(Input Opens)

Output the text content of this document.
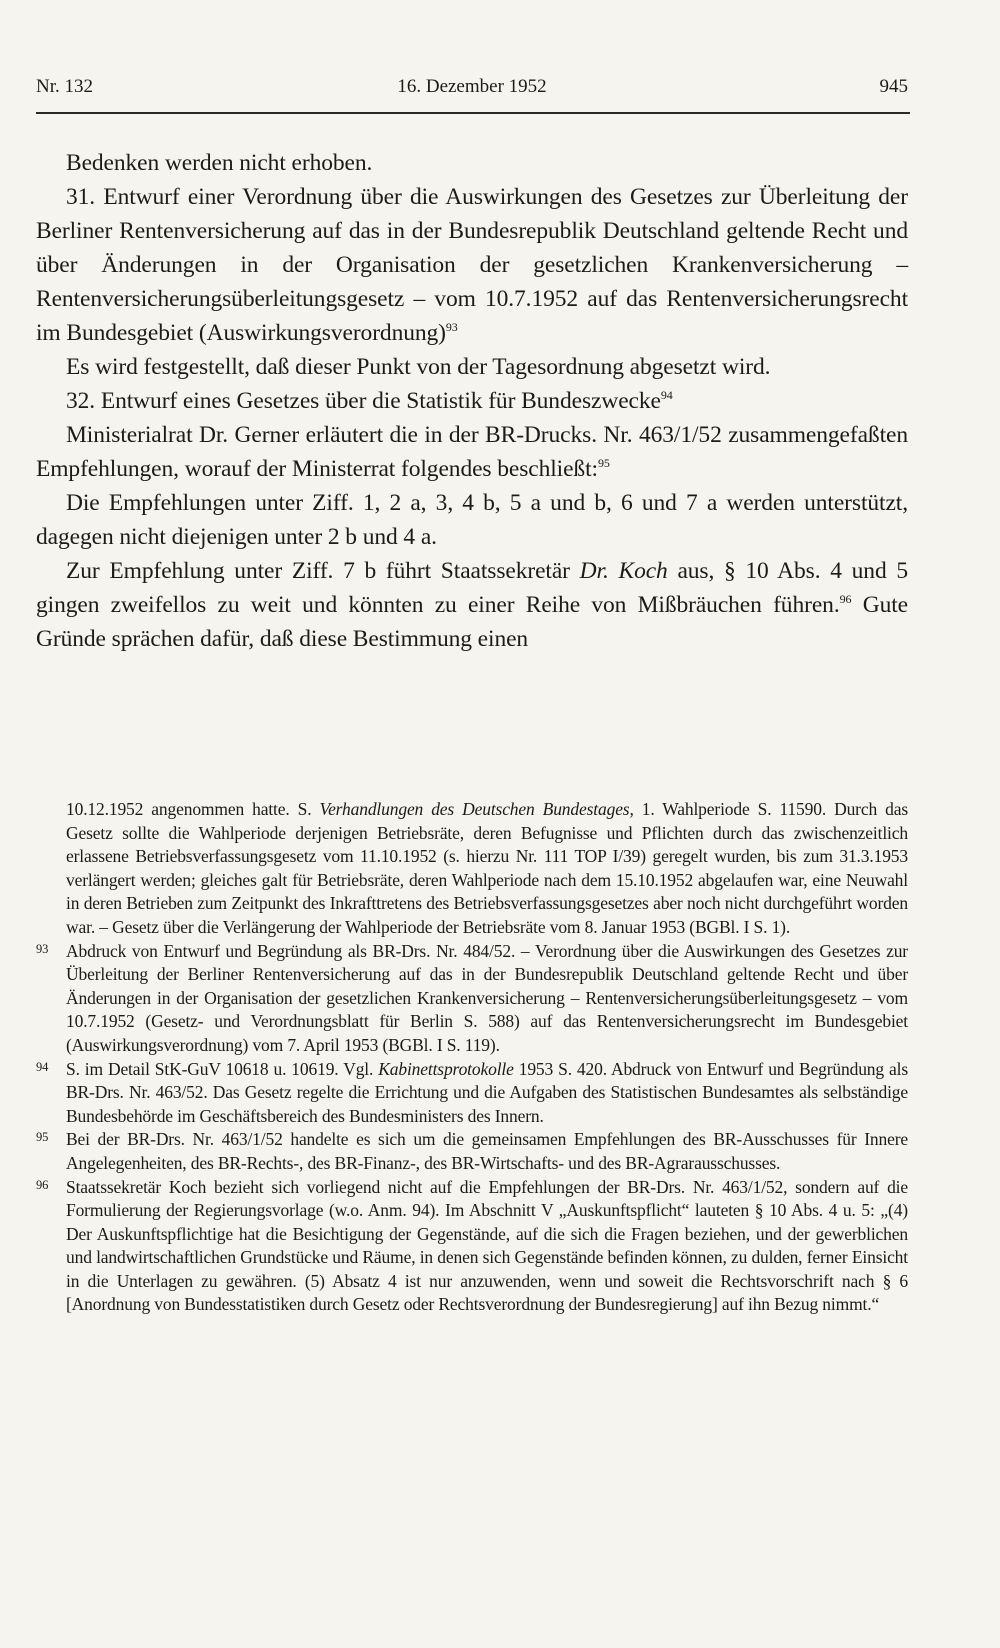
Nr. 132	16. Dezember 1952	945

Bedenken werden nicht erhoben.

31. Entwurf einer Verordnung über die Auswirkungen des Gesetzes zur Überleitung der Berliner Rentenversicherung auf das in der Bundesrepublik Deutschland geltende Recht und über Änderungen in der Organisation der gesetzlichen Krankenversicherung – Rentenversicherungsüberleitungsgesetz – vom 10.7.1952 auf das Rentenversicherungsrecht im Bundesgebiet (Auswirkungsverordnung)$^{93}$

Es wird festgestellt, daß dieser Punkt von der Tagesordnung abgesetzt wird.

32. Entwurf eines Gesetzes über die Statistik für Bundeszwecke$^{94}$

Ministerialrat Dr. Gerner erläutert die in der BR-Drucks. Nr. 463/1/52 zusammengefaßten Empfehlungen, worauf der Ministerrat folgendes beschließt:$^{95}$

Die Empfehlungen unter Ziff. 1, 2 a, 3, 4 b, 5 a und b, 6 und 7 a werden unterstützt, dagegen nicht diejenigen unter 2 b und 4 a.

Zur Empfehlung unter Ziff. 7 b führt Staatssekretär Dr. Koch aus, § 10 Abs. 4 und 5 gingen zweifellos zu weit und könnten zu einer Reihe von Mißbräuchen führen.$^{96}$ Gute Gründe sprächen dafür, daß diese Bestimmung einen

10.12.1952 angenommen hatte. S. Verhandlungen des Deutschen Bundestages, 1. Wahlperiode S. 11590. Durch das Gesetz sollte die Wahlperiode derjenigen Betriebsräte, deren Befugnisse und Pflichten durch das zwischenzeitlich erlassene Betriebsverfassungsgesetz vom 11.10.1952 (s. hierzu Nr. 111 TOP I/39) geregelt wurden, bis zum 31.3.1953 verlängert werden; gleiches galt für Betriebsräte, deren Wahlperiode nach dem 15.10.1952 abgelaufen war, eine Neuwahl in deren Betrieben zum Zeitpunkt des Inkrafttretens des Betriebsverfassungsgesetzes aber noch nicht durchgeführt worden war. – Gesetz über die Verlängerung der Wahlperiode der Betriebsräte vom 8. Januar 1953 (BGBl. I S. 1).
93 Abdruck von Entwurf und Begründung als BR-Drs. Nr. 484/52. – Verordnung über die Auswirkungen des Gesetzes zur Überleitung der Berliner Rentenversicherung auf das in der Bundesrepublik Deutschland geltende Recht und über Änderungen in der Organisation der gesetzlichen Krankenversicherung – Rentenversicherungsüberleitungsgesetz – vom 10.7.1952 (Gesetz- und Verordnungsblatt für Berlin S. 588) auf das Rentenversicherungsrecht im Bundesgebiet (Auswirkungsverordnung) vom 7. April 1953 (BGBl. I S. 119).
94 S. im Detail StK-GuV 10618 u. 10619. Vgl. Kabinettsprotokolle 1953 S. 420. Abdruck von Entwurf und Begründung als BR-Drs. Nr. 463/52. Das Gesetz regelte die Errichtung und die Aufgaben des Statistischen Bundesamtes als selbständige Bundesbehörde im Geschäftsbereich des Bundesministers des Innern.
95 Bei der BR-Drs. Nr. 463/1/52 handelte es sich um die gemeinsamen Empfehlungen des BR-Ausschusses für Innere Angelegenheiten, des BR-Rechts-, des BR-Finanz-, des BR-Wirtschafts- und des BR-Agrarausschusses.
96 Staatssekretär Koch bezieht sich vorliegend nicht auf die Empfehlungen der BR-Drs. Nr. 463/1/52, sondern auf die Formulierung der Regierungsvorlage (w.o. Anm. 94). Im Abschnitt V „Auskunftspflicht“ lauteten § 10 Abs. 4 u. 5: „(4) Der Auskunftspflichtige hat die Besichtigung der Gegenstände, auf die sich die Fragen beziehen, und der gewerblichen und landwirtschaftlichen Grundstücke und Räume, in denen sich Gegenstände befinden können, zu dulden, ferner Einsicht in die Unterlagen zu gewähren. (5) Absatz 4 ist nur anzuwenden, wenn und soweit die Rechtsvorschrift nach § 6 [Anordnung von Bundesstatistiken durch Gesetz oder Rechtsverordnung der Bundesregierung] auf ihn Bezug nimmt.“
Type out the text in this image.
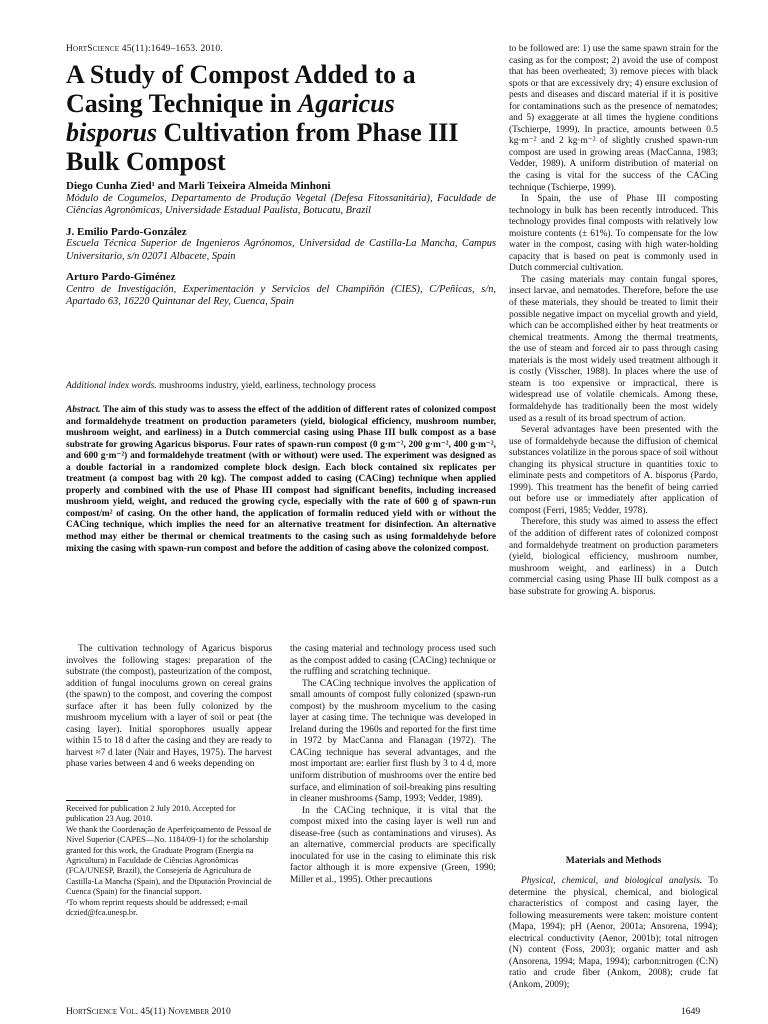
HortScience 45(11):1649–1653. 2010.
A Study of Compost Added to a Casing Technique in Agaricus bisporus Cultivation from Phase III Bulk Compost
Diego Cunha Zied¹ and Marli Teixeira Almeida Minhoni
Módulo de Cogumelos, Departamento de Produção Vegetal (Defesa Fitossanitária), Faculdade de Ciências Agronômicas, Universidade Estadual Paulista, Botucatu, Brazil
J. Emilio Pardo-González
Escuela Técnica Superior de Ingenieros Agrónomos, Universidad de Castilla-La Mancha, Campus Universitario, s/n 02071 Albacete, Spain
Arturo Pardo-Giménez
Centro de Investigación, Experimentación y Servicios del Champiñón (CIES), C/Peñicas, s/n, Apartado 63, 16220 Quintanar del Rey, Cuenca, Spain
Additional index words. mushrooms industry, yield, earliness, technology process
Abstract. The aim of this study was to assess the effect of the addition of different rates of colonized compost and formaldehyde treatment on production parameters (yield, biological efficiency, mushroom number, mushroom weight, and earliness) in a Dutch commercial casing using Phase III bulk compost as a base substrate for growing Agaricus bisporus. Four rates of spawn-run compost (0 g·m⁻², 200 g·m⁻², 400 g·m⁻², and 600 g·m⁻²) and formaldehyde treatment (with or without) were used. The experiment was designed as a double factorial in a randomized complete block design. Each block contained six replicates per treatment (a compost bag with 20 kg). The compost added to casing (CACing) technique when applied properly and combined with the use of Phase III compost had significant benefits, including increased mushroom yield, weight, and reduced the growing cycle, especially with the rate of 600 g of spawn-run compost/m² of casing. On the other hand, the application of formalin reduced yield with or without the CACing technique, which implies the need for an alternative treatment for disinfection. An alternative method may either be thermal or chemical treatments to the casing such as using formaldehyde before mixing the casing with spawn-run compost and before the addition of casing above the colonized compost.

The cultivation technology of Agaricus bisporus involves the following stages: preparation of the substrate (the compost), pasteurization of the compost, addition of fungal inoculums grown on cereal grains (the spawn) to the compost, and covering the compost surface after it has been fully colonized by the mushroom mycelium with a layer of soil or peat (the casing layer). Initial sporophores usually appear within 15 to 18 d after the casing and they are ready to harvest ≈7 d later (Nair and Hayes, 1975). The harvest phase varies between 4 and 6 weeks depending on

Received for publication 2 July 2010. Accepted for publication 23 Aug. 2010.

We thank the Coordenação de Aperfeiçoamento de Pessoal de Nível Superior (CAPES—No. 1184/09-1) for the scholarship granted for this work, the Graduate Program (Energia na Agricultura) in Faculdade de Ciências Agronômicas (FCA/UNESP, Brazil), the Consejería de Agricultura de Castilla-La Mancha (Spain), and the Diputación Provincial de Cuenca (Spain) for the financial support.

¹To whom reprint requests should be addressed; e-mail dczied@fca.unesp.br.

the casing material and technology process used such as the compost added to casing (CACing) technique or the ruffling and scratching technique.

The CACing technique involves the application of small amounts of compost fully colonized (spawn-run compost) by the mushroom mycelium to the casing layer at casing time. The technique was developed in Ireland during the 1960s and reported for the first time in 1972 by MacCanna and Flanagan (1972). The CACing technique has several advantages, and the most important are: earlier first flush by 3 to 4 d, more uniform distribution of mushrooms over the entire bed surface, and elimination of soil-breaking pins resulting in cleaner mushrooms (Samp, 1993; Vedder, 1989).

In the CACing technique, it is vital that the compost mixed into the casing layer is well run and disease-free (such as contaminations and viruses). As an alternative, commercial products are specifically inoculated for use in the casing to eliminate this risk factor although it is more expensive (Green, 1990; Miller et al., 1995). Other precautions

to be followed are: 1) use the same spawn strain for the casing as for the compost; 2) avoid the use of compost that has been overheated; 3) remove pieces with black spots or that are excessively dry; 4) ensure exclusion of pests and diseases and discard material if it is positive for contaminations such as the presence of nematodes; and 5) exaggerate at all times the hygiene conditions (Tschierpe, 1999). In practice, amounts between 0.5 kg·m⁻² and 2 kg·m⁻² of slightly crushed spawn-run compost are used in growing areas (MacCanna, 1983; Vedder, 1989). A uniform distribution of material on the casing is vital for the success of the CACing technique (Tschierpe, 1999).

In Spain, the use of Phase III composting technology in bulk has been recently introduced. This technology provides final composts with relatively low moisture contents (± 61%). To compensate for the low water in the compost, casing with high water-holding capacity that is based on peat is commonly used in Dutch commercial cultivation.

The casing materials may contain fungal spores, insect larvae, and nematodes. Therefore, before the use of these materials, they should be treated to limit their possible negative impact on mycelial growth and yield, which can be accomplished either by heat treatments or chemical treatments. Among the thermal treatments, the use of steam and forced air to pass through casing materials is the most widely used treatment although it is costly (Visscher, 1988). In places where the use of steam is too expensive or impractical, there is widespread use of volatile chemicals. Among these, formaldehyde has traditionally been the most widely used as a result of its broad spectrum of action.

Several advantages have been presented with the use of formaldehyde because the diffusion of chemical substances volatilize in the porous space of soil without changing its physical structure in quantities toxic to eliminate pests and competitors of A. bisporus (Pardo, 1999). This treatment has the benefit of being carried out before use or immediately after application of compost (Ferri, 1985; Vedder, 1978).

Therefore, this study was aimed to assess the effect of the addition of different rates of colonized compost and formaldehyde treatment on production parameters (yield, biological efficiency, mushroom number, mushroom weight, and earliness) in a Dutch commercial casing using Phase III bulk compost as a base substrate for growing A. bisporus.

Materials and Methods

Physical, chemical, and biological analysis. To determine the physical, chemical, and biological characteristics of compost and casing layer, the following measurements were taken: moisture content (Mapa, 1994); pH (Aenor, 2001a; Ansorena, 1994); electrical conductivity (Aenor, 2001b); total nitrogen (N) content (Foss, 2003); organic matter and ash (Ansorena, 1994; Mapa, 1994); carbon:nitrogen (C:N) ratio and crude fiber (Ankom, 2008); crude fat (Ankom, 2009);

HortScience Vol. 45(11) November 2010	1649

(Input Closes)

**What this task involves:**
Check each line above for the string "Mancha" and show the ones that have it.

**Exercise result:**
Escuela Técnica Superior de Ingenieros Agrónomos, Universidad de Castilla-La Mancha, Campus Universitario, s/n 02071 Albacete, Spain
We thank the Coordenação de Aperfeiçoamento de Pessoal de Nível Superior (CAPES—No. 1184/09-1) for the scholarship granted for this work, the Graduate Program (Energia na Agricultura) in Faculdade de Ciências Agronômicas (FCA/UNESP, Brazil), the Consejería de Agricultura de Castilla-La Mancha (Spain), and the Diputación Provincial de Cuenca (Spain) for the financial support.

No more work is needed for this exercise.